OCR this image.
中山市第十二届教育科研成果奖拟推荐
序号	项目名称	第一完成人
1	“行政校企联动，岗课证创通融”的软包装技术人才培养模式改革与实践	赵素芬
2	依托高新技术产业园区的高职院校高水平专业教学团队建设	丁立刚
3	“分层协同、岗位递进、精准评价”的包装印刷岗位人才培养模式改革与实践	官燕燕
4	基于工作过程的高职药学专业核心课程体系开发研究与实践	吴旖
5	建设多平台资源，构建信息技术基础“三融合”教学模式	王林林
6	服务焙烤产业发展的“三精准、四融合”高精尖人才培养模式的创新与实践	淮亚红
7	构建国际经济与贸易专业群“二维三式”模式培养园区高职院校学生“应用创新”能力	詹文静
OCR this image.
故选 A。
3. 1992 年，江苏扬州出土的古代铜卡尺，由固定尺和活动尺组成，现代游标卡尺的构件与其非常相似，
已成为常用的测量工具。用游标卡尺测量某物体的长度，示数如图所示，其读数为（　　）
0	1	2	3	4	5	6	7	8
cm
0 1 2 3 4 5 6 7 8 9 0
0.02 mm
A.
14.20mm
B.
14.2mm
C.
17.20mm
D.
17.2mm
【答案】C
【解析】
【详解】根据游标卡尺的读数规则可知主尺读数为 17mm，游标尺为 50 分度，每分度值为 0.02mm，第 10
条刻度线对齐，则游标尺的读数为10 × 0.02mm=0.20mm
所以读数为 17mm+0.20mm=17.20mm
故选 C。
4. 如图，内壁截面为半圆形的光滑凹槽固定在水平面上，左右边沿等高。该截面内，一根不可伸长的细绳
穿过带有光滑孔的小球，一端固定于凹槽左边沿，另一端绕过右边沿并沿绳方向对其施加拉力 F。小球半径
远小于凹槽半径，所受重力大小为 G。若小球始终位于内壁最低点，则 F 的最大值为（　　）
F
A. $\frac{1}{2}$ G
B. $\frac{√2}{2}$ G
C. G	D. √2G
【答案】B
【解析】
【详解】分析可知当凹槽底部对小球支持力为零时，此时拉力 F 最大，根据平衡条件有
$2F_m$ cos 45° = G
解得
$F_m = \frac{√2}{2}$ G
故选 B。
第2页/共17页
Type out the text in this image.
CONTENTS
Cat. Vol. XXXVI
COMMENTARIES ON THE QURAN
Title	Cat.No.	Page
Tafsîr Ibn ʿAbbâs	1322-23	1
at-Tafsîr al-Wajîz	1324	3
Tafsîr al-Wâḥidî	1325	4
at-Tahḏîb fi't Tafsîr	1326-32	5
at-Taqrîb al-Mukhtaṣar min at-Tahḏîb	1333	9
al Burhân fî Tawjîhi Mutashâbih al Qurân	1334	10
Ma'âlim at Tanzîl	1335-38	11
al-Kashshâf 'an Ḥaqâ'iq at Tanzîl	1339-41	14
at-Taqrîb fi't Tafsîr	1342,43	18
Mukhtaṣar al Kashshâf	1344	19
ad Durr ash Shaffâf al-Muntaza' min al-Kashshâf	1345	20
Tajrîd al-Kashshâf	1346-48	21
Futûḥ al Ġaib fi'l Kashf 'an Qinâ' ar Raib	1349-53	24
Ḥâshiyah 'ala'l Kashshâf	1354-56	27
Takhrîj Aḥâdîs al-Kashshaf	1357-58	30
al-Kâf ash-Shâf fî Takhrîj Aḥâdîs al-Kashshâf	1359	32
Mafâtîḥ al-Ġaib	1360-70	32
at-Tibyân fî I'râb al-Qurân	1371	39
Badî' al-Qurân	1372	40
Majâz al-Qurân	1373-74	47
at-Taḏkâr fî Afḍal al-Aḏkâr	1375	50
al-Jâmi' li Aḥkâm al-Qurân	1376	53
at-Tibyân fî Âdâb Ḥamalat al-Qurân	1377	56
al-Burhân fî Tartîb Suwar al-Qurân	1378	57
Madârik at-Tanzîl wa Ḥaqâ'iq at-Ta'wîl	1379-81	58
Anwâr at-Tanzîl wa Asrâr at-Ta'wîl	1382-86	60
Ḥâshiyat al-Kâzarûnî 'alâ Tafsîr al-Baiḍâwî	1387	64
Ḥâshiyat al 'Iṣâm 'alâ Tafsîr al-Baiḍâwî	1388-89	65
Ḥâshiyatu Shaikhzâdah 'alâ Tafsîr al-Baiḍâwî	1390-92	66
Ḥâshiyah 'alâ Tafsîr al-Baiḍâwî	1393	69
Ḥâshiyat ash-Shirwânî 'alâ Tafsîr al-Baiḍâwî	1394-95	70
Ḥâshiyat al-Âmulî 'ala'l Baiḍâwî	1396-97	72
★ ★ ★ ★ ★
Instructions for the task -
Please output every record, keeping each line exact.

Correct result -
OCR this image.
中山市第十二届教育科研成果奖拟推荐
序号	项目名称	第一完成人
1	“行政校企联动，岗课证创通融”的软包装技术人才培养模式改革与实践	赵素芬
2	依托高新技术产业园区的高职院校高水平专业教学团队建设	丁立刚
3	“分层协同、岗位递进、精准评价”的包装印刷岗位人才培养模式改革与实践	官燕燕
4	基于工作过程的高职药学专业核心课程体系开发研究与实践	吴旖
5	建设多平台资源，构建信息技术基础“三融合”教学模式	王林林
6	服务焙烤产业发展的“三精准、四融合”高精尖人才培养模式的创新与实践	淮亚红
7	构建国际经济与贸易专业群“二维三式”模式培养园区高职院校学生“应用创新”能力	詹文静
OCR this image.
故选 A。
3. 1992 年，江苏扬州出土的古代铜卡尺，由固定尺和活动尺组成，现代游标卡尺的构件与其非常相似，
已成为常用的测量工具。用游标卡尺测量某物体的长度，示数如图所示，其读数为（　　）
0	1	2	3	4	5	6	7	8
cm
0 1 2 3 4 5 6 7 8 9 0
0.02 mm
A.
14.20mm
B.
14.2mm
C.
17.20mm
D.
17.2mm
【答案】C
【解析】
【详解】根据游标卡尺的读数规则可知主尺读数为 17mm，游标尺为 50 分度，每分度值为 0.02mm，第 10
条刻度线对齐，则游标尺的读数为10 × 0.02mm=0.20mm
所以读数为 17mm+0.20mm=17.20mm
故选 C。
4. 如图，内壁截面为半圆形的光滑凹槽固定在水平面上，左右边沿等高。该截面内，一根不可伸长的细绳
穿过带有光滑孔的小球，一端固定于凹槽左边沿，另一端绕过右边沿并沿绳方向对其施加拉力 F。小球半径
远小于凹槽半径，所受重力大小为 G。若小球始终位于内壁最低点，则 F 的最大值为（　　）
F
A. $\frac{1}{2}$ G
B. $\frac{√2}{2}$ G
C. G	D. √2G
【答案】B
【解析】
【详解】分析可知当凹槽底部对小球支持力为零时，此时拉力 F 最大，根据平衡条件有
$2F_m$ cos 45° = G
解得
$F_m = \frac{√2}{2}$ G
故选 B。
第2页/共17页
Type out the text in this image.
CONTENTS
Cat. Vol. XXXVI
COMMENTARIES ON THE QURAN
Title	Cat.No.	Page
Tafsîr Ibn ʿAbbâs	1322-23	1
at-Tafsîr al-Wajîz	1324	3
Tafsîr al-Wâḥidî	1325	4
at-Tahḏîb fi't Tafsîr	1326-32	5
at-Taqrîb al-Mukhtaṣar min at-Tahḏîb	1333	9
al Burhân fî Tawjîhi Mutashâbih al Qurân	1334	10
Ma'âlim at Tanzîl	1335-38	11
al-Kashshâf 'an Ḥaqâ'iq at Tanzîl	1339-41	14
at-Taqrîb fi't Tafsîr	1342,43	18
Mukhtaṣar al Kashshâf	1344	19
ad Durr ash Shaffâf al-Muntaza' min al-Kashshâf	1345	20
Tajrîd al-Kashshâf	1346-48	21
Futûḥ al Ġaib fi'l Kashf 'an Qinâ' ar Raib	1349-53	24
Ḥâshiyah 'ala'l Kashshâf	1354-56	27
Takhrîj Aḥâdîs al-Kashshaf	1357-58	30
al-Kâf ash-Shâf fî Takhrîj Aḥâdîs al-Kashshâf	1359	32
Mafâtîḥ al-Ġaib	1360-70	32
at-Tibyân fî I'râb al-Qurân	1371	39
Badî' al-Qurân	1372	40
Majâz al-Qurân	1373-74	47
at-Taḏkâr fî Afḍal al-Aḏkâr	1375	50
al-Jâmi' li Aḥkâm al-Qurân	1376	53
at-Tibyân fî Âdâb Ḥamalat al-Qurân	1377	56
al-Burhân fî Tartîb Suwar al-Qurân	1378	57
Madârik at-Tanzîl wa Ḥaqâ'iq at-Ta'wîl	1379-81	58
Anwâr at-Tanzîl wa Asrâr at-Ta'wîl	1382-86	60
Ḥâshiyat al-Kâzarûnî 'alâ Tafsîr al-Baiḍâwî	1387	64
Ḥâshiyat al 'Iṣâm 'alâ Tafsîr al-Baiḍâwî	1388-89	65
Ḥâshiyatu Shaikhzâdah 'alâ Tafsîr al-Baiḍâwî	1390-92	66
Ḥâshiyah 'alâ Tafsîr al-Baiḍâwî	1393	69
Ḥâshiyat ash-Shirwânî 'alâ Tafsîr al-Baiḍâwî	1394-95	70
Ḥâshiyat al-Âmulî 'ala'l Baiḍâwî	1396-97	72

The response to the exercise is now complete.